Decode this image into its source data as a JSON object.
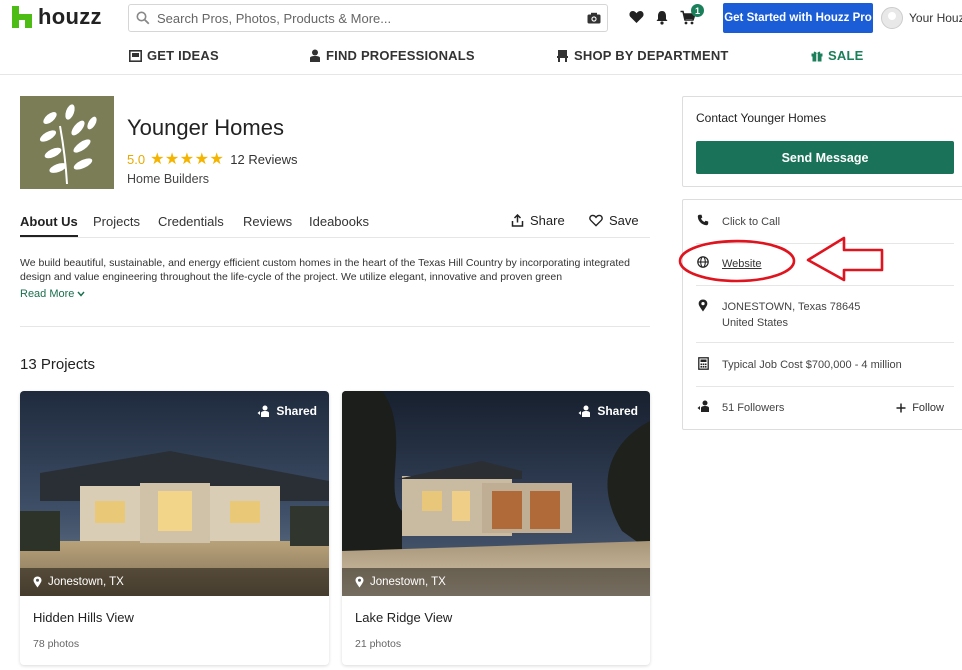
{
  "brand": {
    "name": "houzz",
    "color": "#4dbc15"
  },
  "search": {
    "placeholder": "Search Pros, Photos, Products & More..."
  },
  "header": {
    "cart_count": "1",
    "pro_button": "Get Started with Houzz Pro",
    "account_label": "Your Houzz"
  },
  "nav": [
    {
      "label": "GET IDEAS",
      "icon": "photo-book-icon"
    },
    {
      "label": "FIND PROFESSIONALS",
      "icon": "professional-icon"
    },
    {
      "label": "SHOP BY DEPARTMENT",
      "icon": "shopping-cart-icon"
    },
    {
      "label": "SALE",
      "icon": "gift-icon"
    }
  ],
  "profile": {
    "name": "Younger Homes",
    "rating": "5.0",
    "stars": "★★★★★",
    "reviews": "12 Reviews",
    "category": "Home Builders",
    "logo_color": "#7b7d56"
  },
  "tabs": [
    "About Us",
    "Projects",
    "Credentials",
    "Reviews",
    "Ideabooks"
  ],
  "actions": {
    "share": "Share",
    "save": "Save"
  },
  "about": {
    "text": "We build beautiful, sustainable, and energy efficient custom homes in the heart of the Texas Hill Country by incorporating integrated design and value engineering throughout the life-cycle of the project. We utilize elegant, innovative and proven green",
    "read_more": "Read More"
  },
  "projects": {
    "title": "13 Projects",
    "items": [
      {
        "shared": "Shared",
        "location": "Jonestown, TX",
        "title": "Hidden Hills View",
        "photos": "78 photos"
      },
      {
        "shared": "Shared",
        "location": "Jonestown, TX",
        "title": "Lake Ridge View",
        "photos": "21 photos"
      }
    ]
  },
  "contact": {
    "title": "Contact Younger Homes",
    "send_button": "Send Message",
    "accent": "#1a7258"
  },
  "info": {
    "call": "Click to Call",
    "website": "Website",
    "address_line1": "JONESTOWN, Texas 78645",
    "address_line2": "United States",
    "job_cost": "Typical Job Cost $700,000 - 4 million",
    "followers": "51 Followers",
    "follow": "Follow"
  },
  "annotation": {
    "color": "#e0141e"
  }
}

━━━━━━━━━━━━━━━━━━━━━━━━━━━━━━

#### WHAT YOU HAVE TO DO:
Output every entry word for word, but omit the pictures.

#### TASK RESULT:
Decode this image into its source data as a JSON object.
{
  "brand": {
    "name": "houzz",
    "color": "#4dbc15"
  },
  "search": {
    "placeholder": "Search Pros, Photos, Products & More..."
  },
  "header": {
    "cart_count": "1",
    "pro_button": "Get Started with Houzz Pro",
    "account_label": "Your Houzz"
  },
  "nav": [
    {
      "label": "GET IDEAS",
      "icon": "photo-book-icon"
    },
    {
      "label": "FIND PROFESSIONALS",
      "icon": "professional-icon"
    },
    {
      "label": "SHOP BY DEPARTMENT",
      "icon": "shopping-cart-icon"
    },
    {
      "label": "SALE",
      "icon": "gift-icon"
    }
  ],
  "profile": {
    "name": "Younger Homes",
    "rating": "5.0",
    "stars": "★★★★★",
    "reviews": "12 Reviews",
    "category": "Home Builders",
    "logo_color": "#7b7d56"
  },
  "tabs": [
    "About Us",
    "Projects",
    "Credentials",
    "Reviews",
    "Ideabooks"
  ],
  "actions": {
    "share": "Share",
    "save": "Save"
  },
  "about": {
    "text": "We build beautiful, sustainable, and energy efficient custom homes in the heart of the Texas Hill Country by incorporating integrated design and value engineering throughout the life-cycle of the project. We utilize elegant, innovative and proven green",
    "read_more": "Read More"
  },
  "projects": {
    "title": "13 Projects",
    "items": [
      {
        "shared": "Shared",
        "location": "Jonestown, TX",
        "title": "Hidden Hills View",
        "photos": "78 photos"
      },
      {
        "shared": "Shared",
        "location": "Jonestown, TX",
        "title": "Lake Ridge View",
        "photos": "21 photos"
      }
    ]
  },
  "contact": {
    "title": "Contact Younger Homes",
    "send_button": "Send Message",
    "accent": "#1a7258"
  },
  "info": {
    "call": "Click to Call",
    "website": "Website",
    "address_line1": "JONESTOWN, Texas 78645",
    "address_line2": "United States",
    "job_cost": "Typical Job Cost $700,000 - 4 million",
    "followers": "51 Followers",
    "follow": "Follow"
  },
  "annotation": {
    "color": "#e0141e"
  }
}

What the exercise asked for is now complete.